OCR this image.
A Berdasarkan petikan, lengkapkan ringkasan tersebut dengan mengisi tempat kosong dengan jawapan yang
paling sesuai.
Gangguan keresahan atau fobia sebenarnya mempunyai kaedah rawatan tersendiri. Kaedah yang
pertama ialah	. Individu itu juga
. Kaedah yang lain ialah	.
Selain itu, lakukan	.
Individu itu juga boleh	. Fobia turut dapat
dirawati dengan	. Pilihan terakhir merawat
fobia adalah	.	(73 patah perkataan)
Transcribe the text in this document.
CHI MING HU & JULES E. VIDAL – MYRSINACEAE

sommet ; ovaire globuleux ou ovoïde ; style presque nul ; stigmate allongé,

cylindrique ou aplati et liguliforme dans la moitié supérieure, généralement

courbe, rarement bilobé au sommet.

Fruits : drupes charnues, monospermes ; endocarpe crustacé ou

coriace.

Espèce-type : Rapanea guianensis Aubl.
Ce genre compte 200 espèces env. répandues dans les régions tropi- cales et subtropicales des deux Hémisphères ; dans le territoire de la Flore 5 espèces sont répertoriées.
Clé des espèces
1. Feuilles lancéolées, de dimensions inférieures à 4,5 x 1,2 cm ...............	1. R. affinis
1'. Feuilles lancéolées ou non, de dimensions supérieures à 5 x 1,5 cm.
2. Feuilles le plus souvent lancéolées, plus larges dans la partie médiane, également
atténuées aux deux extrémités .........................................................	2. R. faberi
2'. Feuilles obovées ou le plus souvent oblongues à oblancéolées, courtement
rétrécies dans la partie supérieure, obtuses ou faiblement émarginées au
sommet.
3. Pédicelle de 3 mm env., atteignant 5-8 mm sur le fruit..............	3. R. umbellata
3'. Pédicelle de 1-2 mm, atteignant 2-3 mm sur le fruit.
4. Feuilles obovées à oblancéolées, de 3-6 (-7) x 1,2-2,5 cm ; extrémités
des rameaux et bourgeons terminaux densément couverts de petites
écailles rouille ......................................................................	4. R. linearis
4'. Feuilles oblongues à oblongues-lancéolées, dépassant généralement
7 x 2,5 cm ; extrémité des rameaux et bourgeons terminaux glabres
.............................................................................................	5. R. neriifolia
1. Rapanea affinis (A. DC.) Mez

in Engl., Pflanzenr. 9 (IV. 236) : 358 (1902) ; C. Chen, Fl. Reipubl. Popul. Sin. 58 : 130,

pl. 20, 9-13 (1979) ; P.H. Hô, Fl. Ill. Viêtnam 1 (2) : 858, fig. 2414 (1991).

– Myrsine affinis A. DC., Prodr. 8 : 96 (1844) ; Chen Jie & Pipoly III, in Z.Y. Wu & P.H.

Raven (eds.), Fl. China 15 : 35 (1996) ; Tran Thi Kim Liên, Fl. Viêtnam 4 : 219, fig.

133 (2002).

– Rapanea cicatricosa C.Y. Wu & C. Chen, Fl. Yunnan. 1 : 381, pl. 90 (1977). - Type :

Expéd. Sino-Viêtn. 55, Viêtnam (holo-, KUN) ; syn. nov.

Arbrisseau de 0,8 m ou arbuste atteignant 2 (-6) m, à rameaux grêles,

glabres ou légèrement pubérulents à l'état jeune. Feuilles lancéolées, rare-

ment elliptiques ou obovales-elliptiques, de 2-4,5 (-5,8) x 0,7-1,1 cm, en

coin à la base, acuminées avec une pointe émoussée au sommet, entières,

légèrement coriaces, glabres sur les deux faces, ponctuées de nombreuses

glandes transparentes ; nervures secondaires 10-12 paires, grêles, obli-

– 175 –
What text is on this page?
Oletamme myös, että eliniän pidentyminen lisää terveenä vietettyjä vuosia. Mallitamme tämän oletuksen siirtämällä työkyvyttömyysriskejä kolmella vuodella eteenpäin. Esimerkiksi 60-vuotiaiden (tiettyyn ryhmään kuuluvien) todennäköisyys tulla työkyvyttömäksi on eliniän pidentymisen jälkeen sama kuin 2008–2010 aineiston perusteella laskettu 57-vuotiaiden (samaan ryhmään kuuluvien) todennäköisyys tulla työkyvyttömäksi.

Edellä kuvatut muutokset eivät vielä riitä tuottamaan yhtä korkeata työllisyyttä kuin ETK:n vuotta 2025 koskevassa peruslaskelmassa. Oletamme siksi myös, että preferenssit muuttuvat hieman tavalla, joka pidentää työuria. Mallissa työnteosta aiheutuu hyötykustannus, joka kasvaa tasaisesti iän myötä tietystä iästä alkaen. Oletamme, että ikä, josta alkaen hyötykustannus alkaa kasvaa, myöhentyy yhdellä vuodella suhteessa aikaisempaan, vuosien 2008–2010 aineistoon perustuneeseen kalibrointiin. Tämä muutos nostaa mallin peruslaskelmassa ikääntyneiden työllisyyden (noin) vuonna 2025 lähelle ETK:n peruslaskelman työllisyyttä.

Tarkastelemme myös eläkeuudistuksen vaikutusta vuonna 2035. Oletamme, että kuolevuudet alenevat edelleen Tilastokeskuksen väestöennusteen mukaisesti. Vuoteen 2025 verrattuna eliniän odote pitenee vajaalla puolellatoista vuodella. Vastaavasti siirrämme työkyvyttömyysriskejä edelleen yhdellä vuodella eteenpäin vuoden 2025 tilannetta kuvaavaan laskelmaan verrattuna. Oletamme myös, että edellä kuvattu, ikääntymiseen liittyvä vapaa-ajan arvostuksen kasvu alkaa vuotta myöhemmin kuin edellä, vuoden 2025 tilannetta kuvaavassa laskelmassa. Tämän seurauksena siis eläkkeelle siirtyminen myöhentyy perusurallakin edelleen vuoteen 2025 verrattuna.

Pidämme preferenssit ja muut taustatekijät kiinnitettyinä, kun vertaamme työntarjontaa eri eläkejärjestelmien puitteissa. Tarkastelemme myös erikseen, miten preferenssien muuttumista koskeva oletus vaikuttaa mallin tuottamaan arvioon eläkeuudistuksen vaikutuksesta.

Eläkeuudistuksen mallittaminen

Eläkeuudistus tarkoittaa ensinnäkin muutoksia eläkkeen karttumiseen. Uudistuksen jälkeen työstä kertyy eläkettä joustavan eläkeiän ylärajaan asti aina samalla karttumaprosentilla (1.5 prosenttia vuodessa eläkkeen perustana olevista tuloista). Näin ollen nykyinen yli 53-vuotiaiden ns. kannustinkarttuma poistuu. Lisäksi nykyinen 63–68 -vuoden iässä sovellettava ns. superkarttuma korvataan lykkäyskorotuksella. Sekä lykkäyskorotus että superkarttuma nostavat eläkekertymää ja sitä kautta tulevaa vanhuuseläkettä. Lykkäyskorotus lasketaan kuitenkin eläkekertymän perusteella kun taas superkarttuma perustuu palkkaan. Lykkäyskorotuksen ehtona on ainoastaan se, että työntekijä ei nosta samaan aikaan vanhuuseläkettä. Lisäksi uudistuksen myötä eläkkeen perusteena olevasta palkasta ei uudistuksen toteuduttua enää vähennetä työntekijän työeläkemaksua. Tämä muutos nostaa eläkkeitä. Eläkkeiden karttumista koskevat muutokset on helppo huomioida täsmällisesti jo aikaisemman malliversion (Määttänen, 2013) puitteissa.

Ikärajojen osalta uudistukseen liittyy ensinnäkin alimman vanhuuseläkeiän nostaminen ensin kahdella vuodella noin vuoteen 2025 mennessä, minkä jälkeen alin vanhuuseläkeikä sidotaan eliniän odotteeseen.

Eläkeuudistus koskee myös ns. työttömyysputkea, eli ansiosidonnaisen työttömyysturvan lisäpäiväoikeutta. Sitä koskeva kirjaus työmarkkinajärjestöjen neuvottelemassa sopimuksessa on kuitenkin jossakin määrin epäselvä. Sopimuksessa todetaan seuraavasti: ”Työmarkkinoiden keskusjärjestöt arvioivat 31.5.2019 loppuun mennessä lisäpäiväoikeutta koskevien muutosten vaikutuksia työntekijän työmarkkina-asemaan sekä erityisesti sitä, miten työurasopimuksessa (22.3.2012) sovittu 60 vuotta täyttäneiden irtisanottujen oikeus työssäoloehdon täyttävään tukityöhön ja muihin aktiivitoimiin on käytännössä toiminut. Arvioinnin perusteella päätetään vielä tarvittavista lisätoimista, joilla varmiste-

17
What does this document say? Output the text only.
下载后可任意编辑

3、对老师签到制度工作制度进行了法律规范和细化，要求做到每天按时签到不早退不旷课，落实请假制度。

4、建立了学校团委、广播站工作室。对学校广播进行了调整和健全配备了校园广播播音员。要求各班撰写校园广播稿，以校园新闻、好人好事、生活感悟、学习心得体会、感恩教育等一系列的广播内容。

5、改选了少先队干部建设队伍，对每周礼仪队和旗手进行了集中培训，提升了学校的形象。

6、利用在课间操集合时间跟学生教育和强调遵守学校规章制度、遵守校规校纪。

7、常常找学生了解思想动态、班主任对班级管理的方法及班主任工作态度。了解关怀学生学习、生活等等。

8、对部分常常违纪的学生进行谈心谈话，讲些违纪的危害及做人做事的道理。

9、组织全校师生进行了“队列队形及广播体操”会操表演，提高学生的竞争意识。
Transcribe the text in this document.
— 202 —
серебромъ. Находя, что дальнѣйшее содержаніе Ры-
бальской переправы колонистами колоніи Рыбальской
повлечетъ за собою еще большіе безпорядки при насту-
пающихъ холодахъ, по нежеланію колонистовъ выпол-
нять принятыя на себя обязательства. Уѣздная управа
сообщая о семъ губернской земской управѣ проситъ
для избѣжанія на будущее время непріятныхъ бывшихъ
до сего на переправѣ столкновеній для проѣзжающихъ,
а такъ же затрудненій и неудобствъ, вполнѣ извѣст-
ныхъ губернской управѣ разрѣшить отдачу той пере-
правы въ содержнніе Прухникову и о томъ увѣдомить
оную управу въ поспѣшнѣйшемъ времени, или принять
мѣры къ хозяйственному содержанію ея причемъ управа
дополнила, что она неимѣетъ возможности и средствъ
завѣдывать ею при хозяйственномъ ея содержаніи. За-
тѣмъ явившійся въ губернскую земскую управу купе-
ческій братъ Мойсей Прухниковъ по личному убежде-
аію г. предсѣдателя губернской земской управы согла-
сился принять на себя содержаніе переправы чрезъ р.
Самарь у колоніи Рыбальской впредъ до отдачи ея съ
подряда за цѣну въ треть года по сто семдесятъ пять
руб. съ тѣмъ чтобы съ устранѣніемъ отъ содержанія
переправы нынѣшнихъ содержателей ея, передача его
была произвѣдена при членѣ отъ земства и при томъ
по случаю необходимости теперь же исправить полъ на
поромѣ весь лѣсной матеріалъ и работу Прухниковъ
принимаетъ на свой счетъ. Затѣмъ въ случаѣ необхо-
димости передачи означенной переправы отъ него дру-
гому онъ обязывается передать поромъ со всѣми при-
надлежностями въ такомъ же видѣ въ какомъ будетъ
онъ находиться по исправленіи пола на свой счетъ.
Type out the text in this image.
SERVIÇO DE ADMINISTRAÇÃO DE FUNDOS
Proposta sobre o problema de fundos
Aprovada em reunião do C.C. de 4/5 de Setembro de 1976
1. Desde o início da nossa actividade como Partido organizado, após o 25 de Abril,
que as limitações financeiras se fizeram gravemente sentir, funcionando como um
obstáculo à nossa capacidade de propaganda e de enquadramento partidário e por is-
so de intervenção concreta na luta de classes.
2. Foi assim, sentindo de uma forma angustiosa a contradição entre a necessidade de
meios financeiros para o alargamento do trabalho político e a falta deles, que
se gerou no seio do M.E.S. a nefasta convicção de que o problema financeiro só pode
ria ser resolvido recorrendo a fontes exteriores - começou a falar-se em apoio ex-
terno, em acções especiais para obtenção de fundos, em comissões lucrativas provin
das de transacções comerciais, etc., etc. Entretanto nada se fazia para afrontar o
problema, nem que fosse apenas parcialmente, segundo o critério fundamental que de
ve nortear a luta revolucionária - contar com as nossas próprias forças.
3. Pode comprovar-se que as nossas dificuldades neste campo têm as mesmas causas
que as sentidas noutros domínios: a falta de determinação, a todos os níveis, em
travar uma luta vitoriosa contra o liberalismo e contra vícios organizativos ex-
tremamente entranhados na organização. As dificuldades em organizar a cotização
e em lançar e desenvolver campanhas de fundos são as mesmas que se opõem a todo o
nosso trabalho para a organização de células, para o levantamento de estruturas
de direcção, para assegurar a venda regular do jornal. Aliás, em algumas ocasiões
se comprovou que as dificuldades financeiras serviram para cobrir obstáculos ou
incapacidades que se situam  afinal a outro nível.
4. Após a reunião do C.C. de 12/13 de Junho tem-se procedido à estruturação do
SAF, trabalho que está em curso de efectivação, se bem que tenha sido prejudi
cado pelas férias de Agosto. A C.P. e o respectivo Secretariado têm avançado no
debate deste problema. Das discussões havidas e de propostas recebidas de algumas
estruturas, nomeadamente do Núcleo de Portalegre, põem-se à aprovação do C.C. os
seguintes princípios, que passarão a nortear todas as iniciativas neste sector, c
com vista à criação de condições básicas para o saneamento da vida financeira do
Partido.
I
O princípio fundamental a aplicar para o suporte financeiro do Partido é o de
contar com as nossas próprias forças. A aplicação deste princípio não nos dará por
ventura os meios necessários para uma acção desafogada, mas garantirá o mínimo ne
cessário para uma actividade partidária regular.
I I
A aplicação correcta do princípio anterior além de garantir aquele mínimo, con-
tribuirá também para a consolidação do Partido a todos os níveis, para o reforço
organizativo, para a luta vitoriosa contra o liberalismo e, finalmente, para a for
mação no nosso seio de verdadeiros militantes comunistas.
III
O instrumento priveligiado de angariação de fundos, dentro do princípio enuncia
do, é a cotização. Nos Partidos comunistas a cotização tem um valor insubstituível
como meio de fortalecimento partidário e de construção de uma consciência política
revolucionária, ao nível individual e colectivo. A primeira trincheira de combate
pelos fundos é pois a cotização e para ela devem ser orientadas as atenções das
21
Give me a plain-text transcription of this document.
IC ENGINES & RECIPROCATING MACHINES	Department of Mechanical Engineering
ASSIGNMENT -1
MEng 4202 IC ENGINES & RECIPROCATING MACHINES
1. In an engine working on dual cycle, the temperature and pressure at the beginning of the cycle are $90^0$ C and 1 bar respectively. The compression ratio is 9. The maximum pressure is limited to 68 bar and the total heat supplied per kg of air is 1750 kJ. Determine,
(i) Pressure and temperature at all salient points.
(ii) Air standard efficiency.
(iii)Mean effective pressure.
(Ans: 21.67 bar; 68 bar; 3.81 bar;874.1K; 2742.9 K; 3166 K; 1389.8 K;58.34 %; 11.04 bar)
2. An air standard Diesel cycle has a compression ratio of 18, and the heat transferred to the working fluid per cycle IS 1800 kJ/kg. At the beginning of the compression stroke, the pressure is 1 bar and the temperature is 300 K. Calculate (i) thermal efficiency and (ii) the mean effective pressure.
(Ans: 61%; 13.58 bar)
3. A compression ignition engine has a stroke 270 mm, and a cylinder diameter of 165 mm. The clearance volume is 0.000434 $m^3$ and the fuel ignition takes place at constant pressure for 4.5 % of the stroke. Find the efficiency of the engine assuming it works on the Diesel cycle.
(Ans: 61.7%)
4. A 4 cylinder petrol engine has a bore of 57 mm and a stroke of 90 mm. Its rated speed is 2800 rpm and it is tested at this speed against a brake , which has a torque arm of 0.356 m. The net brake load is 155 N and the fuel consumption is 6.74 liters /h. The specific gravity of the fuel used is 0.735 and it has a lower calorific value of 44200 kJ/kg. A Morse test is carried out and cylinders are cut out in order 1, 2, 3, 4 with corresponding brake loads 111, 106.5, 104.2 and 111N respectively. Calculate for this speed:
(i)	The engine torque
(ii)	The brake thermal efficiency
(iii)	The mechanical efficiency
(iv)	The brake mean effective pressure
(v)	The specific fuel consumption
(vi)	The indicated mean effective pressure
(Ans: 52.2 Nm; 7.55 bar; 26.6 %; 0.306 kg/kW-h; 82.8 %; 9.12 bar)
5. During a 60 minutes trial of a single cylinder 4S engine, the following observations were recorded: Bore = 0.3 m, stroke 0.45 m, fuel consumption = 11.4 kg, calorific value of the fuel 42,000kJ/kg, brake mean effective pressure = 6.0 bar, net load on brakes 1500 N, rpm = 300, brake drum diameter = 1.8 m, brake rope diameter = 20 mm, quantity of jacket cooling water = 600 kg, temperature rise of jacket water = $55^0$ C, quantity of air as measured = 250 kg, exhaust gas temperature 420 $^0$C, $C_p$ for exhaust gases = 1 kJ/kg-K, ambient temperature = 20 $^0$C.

* YOUR OBJECTIVE:
Go through the data above and find the lines with the word "regular". Copy each of those lines.

* SOLVED EXERCISE:
de direcção, para assegurar a venda regular do jornal. Aliás, em algumas ocasiões
cessário para uma actividade partidária regular.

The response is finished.